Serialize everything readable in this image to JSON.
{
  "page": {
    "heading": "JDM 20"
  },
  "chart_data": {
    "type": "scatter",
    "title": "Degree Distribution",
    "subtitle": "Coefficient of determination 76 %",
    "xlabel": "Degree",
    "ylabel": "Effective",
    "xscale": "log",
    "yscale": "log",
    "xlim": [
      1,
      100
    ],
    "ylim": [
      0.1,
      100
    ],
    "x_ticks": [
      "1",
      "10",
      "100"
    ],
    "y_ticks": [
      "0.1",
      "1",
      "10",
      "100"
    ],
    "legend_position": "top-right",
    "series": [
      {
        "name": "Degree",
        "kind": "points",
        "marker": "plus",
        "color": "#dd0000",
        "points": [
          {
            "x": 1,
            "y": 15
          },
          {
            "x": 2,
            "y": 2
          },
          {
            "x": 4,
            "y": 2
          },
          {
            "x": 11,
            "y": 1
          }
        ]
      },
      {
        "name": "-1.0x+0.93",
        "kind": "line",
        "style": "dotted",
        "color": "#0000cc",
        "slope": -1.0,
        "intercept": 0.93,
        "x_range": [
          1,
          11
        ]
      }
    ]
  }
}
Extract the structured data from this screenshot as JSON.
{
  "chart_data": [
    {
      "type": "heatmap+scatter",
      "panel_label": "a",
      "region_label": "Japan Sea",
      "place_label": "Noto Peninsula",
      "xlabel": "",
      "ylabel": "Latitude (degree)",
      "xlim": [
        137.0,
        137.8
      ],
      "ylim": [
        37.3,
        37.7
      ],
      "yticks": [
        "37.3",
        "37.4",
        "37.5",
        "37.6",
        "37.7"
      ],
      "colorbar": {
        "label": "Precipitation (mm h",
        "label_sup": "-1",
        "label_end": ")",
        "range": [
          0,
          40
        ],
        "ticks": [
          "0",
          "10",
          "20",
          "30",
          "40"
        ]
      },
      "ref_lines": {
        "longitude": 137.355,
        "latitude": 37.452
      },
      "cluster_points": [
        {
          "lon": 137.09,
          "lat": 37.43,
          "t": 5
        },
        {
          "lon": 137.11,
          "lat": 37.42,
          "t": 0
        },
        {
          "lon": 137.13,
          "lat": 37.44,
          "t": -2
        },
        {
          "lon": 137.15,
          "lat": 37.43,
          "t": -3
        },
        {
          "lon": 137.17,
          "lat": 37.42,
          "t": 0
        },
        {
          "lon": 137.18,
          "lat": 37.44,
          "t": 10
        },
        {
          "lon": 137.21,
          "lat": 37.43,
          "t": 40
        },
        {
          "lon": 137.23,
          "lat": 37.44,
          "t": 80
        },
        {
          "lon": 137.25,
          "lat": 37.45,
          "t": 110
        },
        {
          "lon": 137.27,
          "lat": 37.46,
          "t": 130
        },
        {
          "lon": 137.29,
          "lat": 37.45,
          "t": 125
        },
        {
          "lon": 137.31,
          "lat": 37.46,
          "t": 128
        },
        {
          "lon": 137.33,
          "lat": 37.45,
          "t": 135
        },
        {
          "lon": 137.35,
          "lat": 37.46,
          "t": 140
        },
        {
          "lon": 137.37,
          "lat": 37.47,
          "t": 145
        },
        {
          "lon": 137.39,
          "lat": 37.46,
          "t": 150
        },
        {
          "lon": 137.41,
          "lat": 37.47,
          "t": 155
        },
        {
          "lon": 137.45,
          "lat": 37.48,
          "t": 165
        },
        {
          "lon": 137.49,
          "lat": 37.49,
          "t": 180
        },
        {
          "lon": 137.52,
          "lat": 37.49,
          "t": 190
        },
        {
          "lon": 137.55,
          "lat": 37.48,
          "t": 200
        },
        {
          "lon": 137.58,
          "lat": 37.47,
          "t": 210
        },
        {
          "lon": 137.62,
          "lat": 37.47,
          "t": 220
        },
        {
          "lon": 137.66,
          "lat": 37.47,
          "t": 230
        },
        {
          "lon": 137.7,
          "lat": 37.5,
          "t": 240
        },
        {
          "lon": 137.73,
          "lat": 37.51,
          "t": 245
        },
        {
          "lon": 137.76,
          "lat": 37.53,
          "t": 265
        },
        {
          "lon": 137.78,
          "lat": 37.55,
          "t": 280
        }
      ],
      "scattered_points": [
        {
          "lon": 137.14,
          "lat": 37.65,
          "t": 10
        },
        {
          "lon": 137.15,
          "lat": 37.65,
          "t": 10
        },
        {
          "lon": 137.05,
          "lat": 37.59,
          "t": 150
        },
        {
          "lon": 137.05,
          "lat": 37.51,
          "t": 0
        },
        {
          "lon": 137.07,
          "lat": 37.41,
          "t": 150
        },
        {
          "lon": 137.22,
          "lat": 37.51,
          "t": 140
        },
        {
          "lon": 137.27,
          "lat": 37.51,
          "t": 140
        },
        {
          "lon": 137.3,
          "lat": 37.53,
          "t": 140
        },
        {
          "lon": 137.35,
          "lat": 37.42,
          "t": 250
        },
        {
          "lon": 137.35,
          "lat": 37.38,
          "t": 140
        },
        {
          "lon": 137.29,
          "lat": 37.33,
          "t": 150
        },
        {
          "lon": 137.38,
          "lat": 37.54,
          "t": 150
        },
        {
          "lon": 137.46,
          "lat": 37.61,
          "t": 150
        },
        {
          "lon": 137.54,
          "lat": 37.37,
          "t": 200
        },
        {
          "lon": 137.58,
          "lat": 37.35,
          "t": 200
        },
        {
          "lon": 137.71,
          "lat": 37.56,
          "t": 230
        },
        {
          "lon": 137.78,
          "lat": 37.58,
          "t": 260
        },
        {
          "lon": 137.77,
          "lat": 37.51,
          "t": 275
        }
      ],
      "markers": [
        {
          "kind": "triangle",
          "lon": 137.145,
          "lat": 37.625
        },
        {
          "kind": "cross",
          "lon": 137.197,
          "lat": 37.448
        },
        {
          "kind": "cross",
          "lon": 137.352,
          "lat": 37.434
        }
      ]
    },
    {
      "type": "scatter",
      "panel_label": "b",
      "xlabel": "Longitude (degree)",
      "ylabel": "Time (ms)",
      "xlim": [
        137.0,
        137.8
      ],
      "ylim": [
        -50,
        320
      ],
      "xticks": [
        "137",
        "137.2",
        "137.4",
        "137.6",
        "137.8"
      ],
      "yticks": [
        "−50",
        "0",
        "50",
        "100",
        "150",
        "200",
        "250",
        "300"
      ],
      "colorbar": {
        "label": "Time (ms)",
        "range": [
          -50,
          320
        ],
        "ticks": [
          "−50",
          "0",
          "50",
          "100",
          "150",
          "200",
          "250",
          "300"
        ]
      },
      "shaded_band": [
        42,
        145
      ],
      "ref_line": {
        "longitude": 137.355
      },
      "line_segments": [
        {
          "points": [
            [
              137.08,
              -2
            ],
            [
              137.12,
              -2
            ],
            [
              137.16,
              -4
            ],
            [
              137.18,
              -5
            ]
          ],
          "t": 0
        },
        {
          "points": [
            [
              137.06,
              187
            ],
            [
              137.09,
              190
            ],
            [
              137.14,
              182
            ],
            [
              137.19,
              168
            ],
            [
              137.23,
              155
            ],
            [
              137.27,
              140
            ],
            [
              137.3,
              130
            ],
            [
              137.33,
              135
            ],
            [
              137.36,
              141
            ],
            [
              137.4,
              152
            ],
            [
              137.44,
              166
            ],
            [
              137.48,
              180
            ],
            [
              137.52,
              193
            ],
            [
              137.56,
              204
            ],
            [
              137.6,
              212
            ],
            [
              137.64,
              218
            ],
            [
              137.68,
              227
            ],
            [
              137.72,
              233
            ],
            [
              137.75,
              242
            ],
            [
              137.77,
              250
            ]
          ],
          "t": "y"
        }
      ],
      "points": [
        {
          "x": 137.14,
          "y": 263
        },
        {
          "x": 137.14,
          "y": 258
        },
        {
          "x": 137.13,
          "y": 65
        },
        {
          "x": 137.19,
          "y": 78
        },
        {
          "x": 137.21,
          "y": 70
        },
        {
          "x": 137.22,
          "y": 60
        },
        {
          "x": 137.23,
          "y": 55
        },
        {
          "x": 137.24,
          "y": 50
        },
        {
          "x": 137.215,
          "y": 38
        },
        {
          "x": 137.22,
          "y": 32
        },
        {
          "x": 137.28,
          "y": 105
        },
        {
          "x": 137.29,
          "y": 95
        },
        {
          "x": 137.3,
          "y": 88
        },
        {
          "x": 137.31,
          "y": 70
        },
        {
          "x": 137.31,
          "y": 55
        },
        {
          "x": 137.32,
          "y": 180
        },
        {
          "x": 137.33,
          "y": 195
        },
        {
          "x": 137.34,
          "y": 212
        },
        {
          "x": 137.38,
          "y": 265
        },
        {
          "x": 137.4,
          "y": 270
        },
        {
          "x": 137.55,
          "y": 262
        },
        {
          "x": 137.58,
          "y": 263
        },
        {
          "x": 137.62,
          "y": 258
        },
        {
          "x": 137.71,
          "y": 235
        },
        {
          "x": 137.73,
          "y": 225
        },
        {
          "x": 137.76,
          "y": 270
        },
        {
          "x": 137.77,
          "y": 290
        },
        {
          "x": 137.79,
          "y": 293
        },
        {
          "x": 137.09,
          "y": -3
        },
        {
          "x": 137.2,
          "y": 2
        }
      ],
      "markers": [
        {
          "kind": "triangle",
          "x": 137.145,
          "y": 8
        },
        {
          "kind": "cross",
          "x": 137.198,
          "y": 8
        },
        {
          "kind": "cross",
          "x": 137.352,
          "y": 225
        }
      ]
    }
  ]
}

-----

### Request
List all lines where "xlabel" occurs.

### Written solution
    "xlabel": "Degree",
      "xlabel": "",
      "xlabel": "Longitude (degree)",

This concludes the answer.